Data shown -

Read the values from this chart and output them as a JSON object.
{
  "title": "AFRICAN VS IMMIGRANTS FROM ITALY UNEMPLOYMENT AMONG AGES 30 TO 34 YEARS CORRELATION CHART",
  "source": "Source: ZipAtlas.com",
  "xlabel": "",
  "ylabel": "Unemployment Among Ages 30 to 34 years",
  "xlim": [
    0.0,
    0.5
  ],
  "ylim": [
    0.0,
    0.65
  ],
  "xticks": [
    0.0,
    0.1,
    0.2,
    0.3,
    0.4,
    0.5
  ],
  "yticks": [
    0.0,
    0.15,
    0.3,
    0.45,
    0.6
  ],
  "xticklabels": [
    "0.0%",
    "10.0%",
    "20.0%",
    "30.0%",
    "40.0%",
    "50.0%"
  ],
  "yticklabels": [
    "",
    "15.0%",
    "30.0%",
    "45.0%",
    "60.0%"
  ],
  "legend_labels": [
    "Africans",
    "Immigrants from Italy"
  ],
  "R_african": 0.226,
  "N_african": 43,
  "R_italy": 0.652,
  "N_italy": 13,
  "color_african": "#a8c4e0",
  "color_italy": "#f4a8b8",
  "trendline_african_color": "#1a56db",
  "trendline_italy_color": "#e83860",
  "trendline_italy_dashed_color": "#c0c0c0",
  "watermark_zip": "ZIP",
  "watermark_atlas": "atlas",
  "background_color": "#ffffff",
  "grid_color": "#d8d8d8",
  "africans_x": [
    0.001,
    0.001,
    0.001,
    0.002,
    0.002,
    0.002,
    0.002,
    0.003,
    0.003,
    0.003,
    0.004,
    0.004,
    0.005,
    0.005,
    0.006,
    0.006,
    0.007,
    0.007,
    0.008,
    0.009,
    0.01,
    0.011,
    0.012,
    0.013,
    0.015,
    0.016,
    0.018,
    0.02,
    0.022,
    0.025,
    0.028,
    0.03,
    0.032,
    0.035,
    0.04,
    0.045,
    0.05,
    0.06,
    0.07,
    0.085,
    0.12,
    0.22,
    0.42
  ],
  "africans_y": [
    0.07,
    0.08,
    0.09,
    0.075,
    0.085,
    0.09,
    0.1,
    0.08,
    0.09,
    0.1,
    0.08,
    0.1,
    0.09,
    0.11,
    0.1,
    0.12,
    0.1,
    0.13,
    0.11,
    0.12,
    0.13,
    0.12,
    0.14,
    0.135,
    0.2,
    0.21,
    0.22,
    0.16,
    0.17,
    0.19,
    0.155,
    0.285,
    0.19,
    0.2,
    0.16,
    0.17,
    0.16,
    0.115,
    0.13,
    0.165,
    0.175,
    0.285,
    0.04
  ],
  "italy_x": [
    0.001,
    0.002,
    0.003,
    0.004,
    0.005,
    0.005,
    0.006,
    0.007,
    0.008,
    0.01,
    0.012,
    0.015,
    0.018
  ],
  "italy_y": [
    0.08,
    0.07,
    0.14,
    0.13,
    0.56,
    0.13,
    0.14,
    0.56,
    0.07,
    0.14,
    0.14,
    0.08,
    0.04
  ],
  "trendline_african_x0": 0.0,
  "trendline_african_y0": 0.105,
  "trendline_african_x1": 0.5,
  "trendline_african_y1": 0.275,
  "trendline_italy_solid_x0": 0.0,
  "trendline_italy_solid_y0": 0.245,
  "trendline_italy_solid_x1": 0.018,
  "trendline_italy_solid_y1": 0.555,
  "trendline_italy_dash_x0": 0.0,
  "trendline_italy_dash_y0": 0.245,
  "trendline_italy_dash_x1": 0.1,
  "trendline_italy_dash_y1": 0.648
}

The exercise -
Your task is to give the records above again, exactly.

Response -
Read the values from this chart and output them as a JSON object.
{
  "title": "AFRICAN VS IMMIGRANTS FROM ITALY UNEMPLOYMENT AMONG AGES 30 TO 34 YEARS CORRELATION CHART",
  "source": "Source: ZipAtlas.com",
  "xlabel": "",
  "ylabel": "Unemployment Among Ages 30 to 34 years",
  "xlim": [
    0.0,
    0.5
  ],
  "ylim": [
    0.0,
    0.65
  ],
  "xticks": [
    0.0,
    0.1,
    0.2,
    0.3,
    0.4,
    0.5
  ],
  "yticks": [
    0.0,
    0.15,
    0.3,
    0.45,
    0.6
  ],
  "xticklabels": [
    "0.0%",
    "10.0%",
    "20.0%",
    "30.0%",
    "40.0%",
    "50.0%"
  ],
  "yticklabels": [
    "",
    "15.0%",
    "30.0%",
    "45.0%",
    "60.0%"
  ],
  "legend_labels": [
    "Africans",
    "Immigrants from Italy"
  ],
  "R_african": 0.226,
  "N_african": 43,
  "R_italy": 0.652,
  "N_italy": 13,
  "color_african": "#a8c4e0",
  "color_italy": "#f4a8b8",
  "trendline_african_color": "#1a56db",
  "trendline_italy_color": "#e83860",
  "trendline_italy_dashed_color": "#c0c0c0",
  "watermark_zip": "ZIP",
  "watermark_atlas": "atlas",
  "background_color": "#ffffff",
  "grid_color": "#d8d8d8",
  "africans_x": [
    0.001,
    0.001,
    0.001,
    0.002,
    0.002,
    0.002,
    0.002,
    0.003,
    0.003,
    0.003,
    0.004,
    0.004,
    0.005,
    0.005,
    0.006,
    0.006,
    0.007,
    0.007,
    0.008,
    0.009,
    0.01,
    0.011,
    0.012,
    0.013,
    0.015,
    0.016,
    0.018,
    0.02,
    0.022,
    0.025,
    0.028,
    0.03,
    0.032,
    0.035,
    0.04,
    0.045,
    0.05,
    0.06,
    0.07,
    0.085,
    0.12,
    0.22,
    0.42
  ],
  "africans_y": [
    0.07,
    0.08,
    0.09,
    0.075,
    0.085,
    0.09,
    0.1,
    0.08,
    0.09,
    0.1,
    0.08,
    0.1,
    0.09,
    0.11,
    0.1,
    0.12,
    0.1,
    0.13,
    0.11,
    0.12,
    0.13,
    0.12,
    0.14,
    0.135,
    0.2,
    0.21,
    0.22,
    0.16,
    0.17,
    0.19,
    0.155,
    0.285,
    0.19,
    0.2,
    0.16,
    0.17,
    0.16,
    0.115,
    0.13,
    0.165,
    0.175,
    0.285,
    0.04
  ],
  "italy_x": [
    0.001,
    0.002,
    0.003,
    0.004,
    0.005,
    0.005,
    0.006,
    0.007,
    0.008,
    0.01,
    0.012,
    0.015,
    0.018
  ],
  "italy_y": [
    0.08,
    0.07,
    0.14,
    0.13,
    0.56,
    0.13,
    0.14,
    0.56,
    0.07,
    0.14,
    0.14,
    0.08,
    0.04
  ],
  "trendline_african_x0": 0.0,
  "trendline_african_y0": 0.105,
  "trendline_african_x1": 0.5,
  "trendline_african_y1": 0.275,
  "trendline_italy_solid_x0": 0.0,
  "trendline_italy_solid_y0": 0.245,
  "trendline_italy_solid_x1": 0.018,
  "trendline_italy_solid_y1": 0.555,
  "trendline_italy_dash_x0": 0.0,
  "trendline_italy_dash_y0": 0.245,
  "trendline_italy_dash_x1": 0.1,
  "trendline_italy_dash_y1": 0.648
}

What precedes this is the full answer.